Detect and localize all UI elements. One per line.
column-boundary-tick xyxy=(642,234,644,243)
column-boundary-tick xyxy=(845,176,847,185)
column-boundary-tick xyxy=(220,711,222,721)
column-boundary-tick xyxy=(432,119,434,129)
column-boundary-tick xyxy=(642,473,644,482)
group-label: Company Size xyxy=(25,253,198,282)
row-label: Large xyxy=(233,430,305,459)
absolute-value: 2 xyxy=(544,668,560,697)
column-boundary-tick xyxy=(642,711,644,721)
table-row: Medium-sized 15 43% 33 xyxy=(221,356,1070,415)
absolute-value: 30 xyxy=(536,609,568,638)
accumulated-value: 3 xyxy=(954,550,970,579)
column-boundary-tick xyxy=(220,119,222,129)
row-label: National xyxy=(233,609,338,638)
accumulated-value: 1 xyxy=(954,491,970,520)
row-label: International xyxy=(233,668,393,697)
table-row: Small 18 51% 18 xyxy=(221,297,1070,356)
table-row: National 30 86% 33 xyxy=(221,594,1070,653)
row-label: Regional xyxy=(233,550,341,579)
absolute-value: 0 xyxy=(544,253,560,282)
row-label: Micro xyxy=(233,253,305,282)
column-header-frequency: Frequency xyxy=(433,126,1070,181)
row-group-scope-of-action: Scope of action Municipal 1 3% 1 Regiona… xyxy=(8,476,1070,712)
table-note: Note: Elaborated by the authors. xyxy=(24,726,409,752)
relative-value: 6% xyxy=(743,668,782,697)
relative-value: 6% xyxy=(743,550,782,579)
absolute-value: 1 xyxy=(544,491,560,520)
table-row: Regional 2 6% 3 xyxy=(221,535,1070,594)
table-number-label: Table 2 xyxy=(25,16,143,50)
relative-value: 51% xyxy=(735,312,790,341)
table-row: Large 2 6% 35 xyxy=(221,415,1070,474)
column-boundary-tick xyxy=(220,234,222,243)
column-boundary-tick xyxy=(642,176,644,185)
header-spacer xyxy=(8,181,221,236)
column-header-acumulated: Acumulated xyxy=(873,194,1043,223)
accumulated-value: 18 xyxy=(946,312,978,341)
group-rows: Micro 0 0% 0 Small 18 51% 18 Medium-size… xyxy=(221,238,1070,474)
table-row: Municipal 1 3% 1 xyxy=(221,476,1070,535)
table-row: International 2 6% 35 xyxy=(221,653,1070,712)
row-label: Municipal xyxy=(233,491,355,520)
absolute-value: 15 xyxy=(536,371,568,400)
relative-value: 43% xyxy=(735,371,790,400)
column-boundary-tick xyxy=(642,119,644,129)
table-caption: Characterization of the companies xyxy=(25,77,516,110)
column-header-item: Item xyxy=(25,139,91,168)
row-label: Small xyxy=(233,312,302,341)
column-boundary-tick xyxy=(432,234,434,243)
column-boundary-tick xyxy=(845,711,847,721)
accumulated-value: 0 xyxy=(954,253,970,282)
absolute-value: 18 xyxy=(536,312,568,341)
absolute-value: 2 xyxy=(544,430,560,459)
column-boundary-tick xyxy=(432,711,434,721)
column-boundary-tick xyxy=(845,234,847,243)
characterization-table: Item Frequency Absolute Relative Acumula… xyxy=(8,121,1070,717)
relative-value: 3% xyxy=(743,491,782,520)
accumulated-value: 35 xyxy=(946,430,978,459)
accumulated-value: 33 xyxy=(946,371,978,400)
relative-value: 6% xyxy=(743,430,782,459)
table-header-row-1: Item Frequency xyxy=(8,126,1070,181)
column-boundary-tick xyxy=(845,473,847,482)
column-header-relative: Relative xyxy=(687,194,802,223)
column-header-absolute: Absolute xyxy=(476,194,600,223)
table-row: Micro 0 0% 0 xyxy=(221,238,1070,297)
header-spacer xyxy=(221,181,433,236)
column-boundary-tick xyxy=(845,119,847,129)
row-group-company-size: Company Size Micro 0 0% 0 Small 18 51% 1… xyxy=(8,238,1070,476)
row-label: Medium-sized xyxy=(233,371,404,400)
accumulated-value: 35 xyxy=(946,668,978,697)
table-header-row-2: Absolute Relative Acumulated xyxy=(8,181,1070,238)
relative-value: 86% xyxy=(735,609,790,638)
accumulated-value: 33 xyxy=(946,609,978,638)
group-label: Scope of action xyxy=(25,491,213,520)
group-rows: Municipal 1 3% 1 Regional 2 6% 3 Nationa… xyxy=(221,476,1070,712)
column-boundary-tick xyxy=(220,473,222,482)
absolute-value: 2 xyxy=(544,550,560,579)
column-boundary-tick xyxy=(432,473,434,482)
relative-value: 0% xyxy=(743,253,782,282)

....

[Il tuo compito] Ricopia parola per parola tutte le righe del materiale qui sopra, senza cambiare nulla.

[Soluzione]
Detect and localize all UI elements. One per line.
column-boundary-tick xyxy=(642,234,644,243)
column-boundary-tick xyxy=(845,176,847,185)
column-boundary-tick xyxy=(220,711,222,721)
column-boundary-tick xyxy=(432,119,434,129)
column-boundary-tick xyxy=(642,473,644,482)
group-label: Company Size xyxy=(25,253,198,282)
row-label: Large xyxy=(233,430,305,459)
absolute-value: 2 xyxy=(544,668,560,697)
column-boundary-tick xyxy=(642,711,644,721)
table-row: Medium-sized 15 43% 33 xyxy=(221,356,1070,415)
absolute-value: 30 xyxy=(536,609,568,638)
accumulated-value: 3 xyxy=(954,550,970,579)
column-boundary-tick xyxy=(220,119,222,129)
row-label: National xyxy=(233,609,338,638)
accumulated-value: 1 xyxy=(954,491,970,520)
row-label: International xyxy=(233,668,393,697)
table-row: Small 18 51% 18 xyxy=(221,297,1070,356)
table-row: National 30 86% 33 xyxy=(221,594,1070,653)
row-label: Regional xyxy=(233,550,341,579)
absolute-value: 0 xyxy=(544,253,560,282)
row-label: Micro xyxy=(233,253,305,282)
column-header-frequency: Frequency xyxy=(433,126,1070,181)
row-group-scope-of-action: Scope of action Municipal 1 3% 1 Regiona… xyxy=(8,476,1070,712)
table-note: Note: Elaborated by the authors. xyxy=(24,726,409,752)
relative-value: 6% xyxy=(743,668,782,697)
relative-value: 6% xyxy=(743,550,782,579)
absolute-value: 1 xyxy=(544,491,560,520)
table-row: Regional 2 6% 3 xyxy=(221,535,1070,594)
table-number-label: Table 2 xyxy=(25,16,143,50)
relative-value: 51% xyxy=(735,312,790,341)
table-row: Large 2 6% 35 xyxy=(221,415,1070,474)
column-boundary-tick xyxy=(220,234,222,243)
column-boundary-tick xyxy=(642,176,644,185)
header-spacer xyxy=(8,181,221,236)
column-header-acumulated: Acumulated xyxy=(873,194,1043,223)
accumulated-value: 18 xyxy=(946,312,978,341)
group-rows: Micro 0 0% 0 Small 18 51% 18 Medium-size… xyxy=(221,238,1070,474)
table-row: Municipal 1 3% 1 xyxy=(221,476,1070,535)
table-row: International 2 6% 35 xyxy=(221,653,1070,712)
row-label: Municipal xyxy=(233,491,355,520)
absolute-value: 15 xyxy=(536,371,568,400)
relative-value: 43% xyxy=(735,371,790,400)
column-boundary-tick xyxy=(642,119,644,129)
table-caption: Characterization of the companies xyxy=(25,77,516,110)
column-header-item: Item xyxy=(25,139,91,168)
row-label: Small xyxy=(233,312,302,341)
column-boundary-tick xyxy=(432,234,434,243)
column-boundary-tick xyxy=(845,711,847,721)
accumulated-value: 0 xyxy=(954,253,970,282)
absolute-value: 18 xyxy=(536,312,568,341)
absolute-value: 2 xyxy=(544,430,560,459)
column-boundary-tick xyxy=(432,711,434,721)
column-boundary-tick xyxy=(845,234,847,243)
characterization-table: Item Frequency Absolute Relative Acumula… xyxy=(8,121,1070,717)
relative-value: 3% xyxy=(743,491,782,520)
accumulated-value: 35 xyxy=(946,430,978,459)
accumulated-value: 33 xyxy=(946,371,978,400)
relative-value: 6% xyxy=(743,430,782,459)
table-header-row-1: Item Frequency xyxy=(8,126,1070,181)
column-boundary-tick xyxy=(845,473,847,482)
column-header-relative: Relative xyxy=(687,194,802,223)
column-header-absolute: Absolute xyxy=(476,194,600,223)
table-row: Micro 0 0% 0 xyxy=(221,238,1070,297)
header-spacer xyxy=(221,181,433,236)
column-boundary-tick xyxy=(845,119,847,129)
row-group-company-size: Company Size Micro 0 0% 0 Small 18 51% 1… xyxy=(8,238,1070,476)
row-label: Medium-sized xyxy=(233,371,404,400)
accumulated-value: 35 xyxy=(946,668,978,697)
table-header-row-2: Absolute Relative Acumulated xyxy=(8,181,1070,238)
relative-value: 86% xyxy=(735,609,790,638)
accumulated-value: 33 xyxy=(946,609,978,638)
group-label: Scope of action xyxy=(25,491,213,520)
group-rows: Municipal 1 3% 1 Regional 2 6% 3 Nationa… xyxy=(221,476,1070,712)
column-boundary-tick xyxy=(220,473,222,482)
absolute-value: 2 xyxy=(544,550,560,579)
column-boundary-tick xyxy=(432,473,434,482)
relative-value: 0% xyxy=(743,253,782,282)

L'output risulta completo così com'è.